#### YOUR TASK
Copy every line in the records below that contains the word "name".

#### DATA SECTION

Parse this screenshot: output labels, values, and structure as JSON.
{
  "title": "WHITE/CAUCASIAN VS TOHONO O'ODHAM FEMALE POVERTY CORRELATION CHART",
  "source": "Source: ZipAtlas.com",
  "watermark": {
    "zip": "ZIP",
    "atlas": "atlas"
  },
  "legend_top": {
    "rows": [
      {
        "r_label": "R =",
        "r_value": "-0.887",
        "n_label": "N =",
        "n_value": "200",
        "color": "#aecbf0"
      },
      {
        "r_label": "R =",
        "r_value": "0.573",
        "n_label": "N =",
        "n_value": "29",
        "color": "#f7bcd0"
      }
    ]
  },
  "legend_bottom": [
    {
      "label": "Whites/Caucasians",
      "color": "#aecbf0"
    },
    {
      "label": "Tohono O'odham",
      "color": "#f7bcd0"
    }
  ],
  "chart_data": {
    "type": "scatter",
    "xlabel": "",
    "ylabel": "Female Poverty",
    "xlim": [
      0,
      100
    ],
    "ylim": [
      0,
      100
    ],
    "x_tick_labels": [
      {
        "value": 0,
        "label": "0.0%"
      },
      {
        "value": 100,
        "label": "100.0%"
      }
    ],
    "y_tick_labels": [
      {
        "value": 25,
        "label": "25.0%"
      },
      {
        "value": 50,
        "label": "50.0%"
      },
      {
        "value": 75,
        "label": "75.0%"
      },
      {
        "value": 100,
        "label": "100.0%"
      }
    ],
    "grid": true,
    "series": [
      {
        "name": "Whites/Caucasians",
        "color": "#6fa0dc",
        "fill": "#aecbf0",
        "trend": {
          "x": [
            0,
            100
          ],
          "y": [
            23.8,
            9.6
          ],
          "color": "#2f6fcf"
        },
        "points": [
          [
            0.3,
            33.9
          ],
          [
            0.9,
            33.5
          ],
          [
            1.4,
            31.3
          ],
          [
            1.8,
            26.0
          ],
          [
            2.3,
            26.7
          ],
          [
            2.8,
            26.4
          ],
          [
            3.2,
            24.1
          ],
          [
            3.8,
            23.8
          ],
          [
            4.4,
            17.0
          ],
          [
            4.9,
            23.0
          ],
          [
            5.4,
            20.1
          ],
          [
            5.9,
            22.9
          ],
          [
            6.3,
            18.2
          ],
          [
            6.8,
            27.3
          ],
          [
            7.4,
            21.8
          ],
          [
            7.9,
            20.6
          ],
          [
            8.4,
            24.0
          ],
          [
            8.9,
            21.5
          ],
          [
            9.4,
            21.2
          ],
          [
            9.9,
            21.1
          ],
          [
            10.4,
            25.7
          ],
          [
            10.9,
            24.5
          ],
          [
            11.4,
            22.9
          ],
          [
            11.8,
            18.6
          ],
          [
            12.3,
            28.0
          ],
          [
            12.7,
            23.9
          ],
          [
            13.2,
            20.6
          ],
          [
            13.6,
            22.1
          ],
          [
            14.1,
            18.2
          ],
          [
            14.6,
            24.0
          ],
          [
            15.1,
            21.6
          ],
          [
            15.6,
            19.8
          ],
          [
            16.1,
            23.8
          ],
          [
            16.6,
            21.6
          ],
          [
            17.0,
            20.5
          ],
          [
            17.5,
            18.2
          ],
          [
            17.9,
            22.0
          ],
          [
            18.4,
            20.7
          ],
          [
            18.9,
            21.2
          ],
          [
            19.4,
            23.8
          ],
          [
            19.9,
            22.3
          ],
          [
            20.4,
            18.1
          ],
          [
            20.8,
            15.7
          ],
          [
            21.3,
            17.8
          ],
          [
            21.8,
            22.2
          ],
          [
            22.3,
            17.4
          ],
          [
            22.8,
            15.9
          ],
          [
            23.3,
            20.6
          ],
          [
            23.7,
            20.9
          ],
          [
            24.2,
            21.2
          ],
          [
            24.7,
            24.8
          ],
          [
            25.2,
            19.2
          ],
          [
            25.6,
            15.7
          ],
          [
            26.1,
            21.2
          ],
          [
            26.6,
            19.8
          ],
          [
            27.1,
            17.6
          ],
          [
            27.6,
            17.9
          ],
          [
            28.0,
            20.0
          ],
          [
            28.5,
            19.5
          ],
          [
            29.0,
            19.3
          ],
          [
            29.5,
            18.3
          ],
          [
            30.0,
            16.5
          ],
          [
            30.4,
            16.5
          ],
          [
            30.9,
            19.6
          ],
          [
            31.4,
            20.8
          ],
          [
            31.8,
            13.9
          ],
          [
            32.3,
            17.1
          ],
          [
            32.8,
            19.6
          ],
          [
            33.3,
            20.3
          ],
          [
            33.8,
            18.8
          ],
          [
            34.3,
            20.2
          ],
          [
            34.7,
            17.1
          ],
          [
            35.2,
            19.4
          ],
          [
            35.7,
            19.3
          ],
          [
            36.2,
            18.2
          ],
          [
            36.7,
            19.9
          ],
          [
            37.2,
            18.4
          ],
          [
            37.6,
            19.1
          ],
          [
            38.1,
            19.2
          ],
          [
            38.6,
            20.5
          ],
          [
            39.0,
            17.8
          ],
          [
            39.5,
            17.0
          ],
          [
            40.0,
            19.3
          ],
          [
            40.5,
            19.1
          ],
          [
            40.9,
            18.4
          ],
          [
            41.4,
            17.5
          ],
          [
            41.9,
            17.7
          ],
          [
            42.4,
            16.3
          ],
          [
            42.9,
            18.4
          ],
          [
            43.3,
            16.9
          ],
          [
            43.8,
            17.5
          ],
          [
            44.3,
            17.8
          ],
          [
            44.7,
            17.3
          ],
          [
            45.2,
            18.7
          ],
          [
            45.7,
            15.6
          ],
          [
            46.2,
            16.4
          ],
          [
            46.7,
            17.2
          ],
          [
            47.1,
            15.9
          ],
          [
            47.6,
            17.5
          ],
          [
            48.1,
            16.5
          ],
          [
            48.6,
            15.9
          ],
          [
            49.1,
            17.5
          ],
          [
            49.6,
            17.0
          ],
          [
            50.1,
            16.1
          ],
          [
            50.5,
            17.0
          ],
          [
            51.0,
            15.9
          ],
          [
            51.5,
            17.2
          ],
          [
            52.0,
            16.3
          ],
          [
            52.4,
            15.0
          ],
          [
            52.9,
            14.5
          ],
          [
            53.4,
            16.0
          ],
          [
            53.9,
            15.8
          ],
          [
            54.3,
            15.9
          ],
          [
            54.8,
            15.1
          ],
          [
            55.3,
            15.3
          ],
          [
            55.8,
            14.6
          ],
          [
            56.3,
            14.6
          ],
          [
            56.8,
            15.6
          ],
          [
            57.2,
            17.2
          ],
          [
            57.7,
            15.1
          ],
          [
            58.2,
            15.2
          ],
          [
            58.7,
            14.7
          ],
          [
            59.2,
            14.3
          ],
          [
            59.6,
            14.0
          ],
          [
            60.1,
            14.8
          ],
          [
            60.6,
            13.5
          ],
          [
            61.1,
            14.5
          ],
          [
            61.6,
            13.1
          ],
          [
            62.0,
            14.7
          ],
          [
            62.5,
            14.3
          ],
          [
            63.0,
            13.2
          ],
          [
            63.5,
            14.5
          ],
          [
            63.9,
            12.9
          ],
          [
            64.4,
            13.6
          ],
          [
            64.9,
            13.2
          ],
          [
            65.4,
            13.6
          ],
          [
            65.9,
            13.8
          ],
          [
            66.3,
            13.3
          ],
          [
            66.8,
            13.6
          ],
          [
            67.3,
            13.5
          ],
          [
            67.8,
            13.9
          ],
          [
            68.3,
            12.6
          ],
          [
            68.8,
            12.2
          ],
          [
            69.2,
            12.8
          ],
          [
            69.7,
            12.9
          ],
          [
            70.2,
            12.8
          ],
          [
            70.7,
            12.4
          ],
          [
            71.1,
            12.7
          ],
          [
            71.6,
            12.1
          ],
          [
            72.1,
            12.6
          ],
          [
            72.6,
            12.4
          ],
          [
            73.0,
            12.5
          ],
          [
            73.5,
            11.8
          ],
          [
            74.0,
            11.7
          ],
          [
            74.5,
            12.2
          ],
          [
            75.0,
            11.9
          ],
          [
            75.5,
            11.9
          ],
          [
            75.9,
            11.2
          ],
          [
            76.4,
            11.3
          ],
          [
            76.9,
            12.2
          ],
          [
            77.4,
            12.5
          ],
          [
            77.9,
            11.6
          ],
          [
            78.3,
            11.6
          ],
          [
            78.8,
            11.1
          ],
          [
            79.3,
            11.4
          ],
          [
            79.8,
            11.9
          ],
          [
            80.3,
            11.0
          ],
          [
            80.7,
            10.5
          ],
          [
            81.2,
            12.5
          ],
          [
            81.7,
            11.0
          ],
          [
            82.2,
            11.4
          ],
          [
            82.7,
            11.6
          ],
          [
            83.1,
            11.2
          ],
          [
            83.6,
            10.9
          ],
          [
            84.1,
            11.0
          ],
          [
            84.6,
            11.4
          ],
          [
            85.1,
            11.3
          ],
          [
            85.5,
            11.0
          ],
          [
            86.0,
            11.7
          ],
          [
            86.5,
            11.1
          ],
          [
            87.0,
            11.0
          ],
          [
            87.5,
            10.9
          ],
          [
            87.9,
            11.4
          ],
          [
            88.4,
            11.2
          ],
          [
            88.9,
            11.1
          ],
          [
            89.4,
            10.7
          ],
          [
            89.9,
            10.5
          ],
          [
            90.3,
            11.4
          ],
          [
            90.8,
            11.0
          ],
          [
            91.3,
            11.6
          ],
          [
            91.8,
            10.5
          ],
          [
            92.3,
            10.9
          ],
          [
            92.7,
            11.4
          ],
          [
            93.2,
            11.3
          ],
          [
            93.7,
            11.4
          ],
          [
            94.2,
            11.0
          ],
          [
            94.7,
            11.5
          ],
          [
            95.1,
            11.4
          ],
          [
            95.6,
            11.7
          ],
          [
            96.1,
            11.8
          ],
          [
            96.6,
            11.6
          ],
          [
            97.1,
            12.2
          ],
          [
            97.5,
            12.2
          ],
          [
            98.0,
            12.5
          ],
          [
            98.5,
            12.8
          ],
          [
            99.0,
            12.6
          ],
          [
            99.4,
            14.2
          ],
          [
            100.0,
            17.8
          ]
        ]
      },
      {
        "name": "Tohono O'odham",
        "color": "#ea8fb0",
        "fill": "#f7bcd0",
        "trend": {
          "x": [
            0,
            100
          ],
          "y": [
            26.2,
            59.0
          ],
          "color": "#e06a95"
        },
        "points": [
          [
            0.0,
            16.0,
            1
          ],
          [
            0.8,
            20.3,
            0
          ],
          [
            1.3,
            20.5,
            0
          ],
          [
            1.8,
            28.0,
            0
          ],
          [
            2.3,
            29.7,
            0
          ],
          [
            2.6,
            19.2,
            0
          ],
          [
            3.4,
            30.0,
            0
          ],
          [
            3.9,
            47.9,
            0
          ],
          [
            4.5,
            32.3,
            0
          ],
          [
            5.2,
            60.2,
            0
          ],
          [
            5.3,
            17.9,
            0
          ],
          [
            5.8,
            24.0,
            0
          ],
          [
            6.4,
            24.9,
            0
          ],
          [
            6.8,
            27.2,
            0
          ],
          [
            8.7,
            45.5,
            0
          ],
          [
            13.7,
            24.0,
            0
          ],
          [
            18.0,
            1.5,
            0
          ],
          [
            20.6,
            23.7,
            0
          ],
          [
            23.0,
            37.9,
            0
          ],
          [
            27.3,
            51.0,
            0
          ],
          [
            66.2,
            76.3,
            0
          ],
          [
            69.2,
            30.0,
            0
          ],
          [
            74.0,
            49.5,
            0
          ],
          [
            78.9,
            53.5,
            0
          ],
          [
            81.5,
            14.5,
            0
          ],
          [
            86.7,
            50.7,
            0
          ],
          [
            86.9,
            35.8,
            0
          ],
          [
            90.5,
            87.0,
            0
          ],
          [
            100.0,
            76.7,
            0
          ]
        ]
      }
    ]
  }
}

#### SOLUTION TO THE PROBLEM
        "name": "Whites/Caucasians",
        "name": "Tohono O'odham",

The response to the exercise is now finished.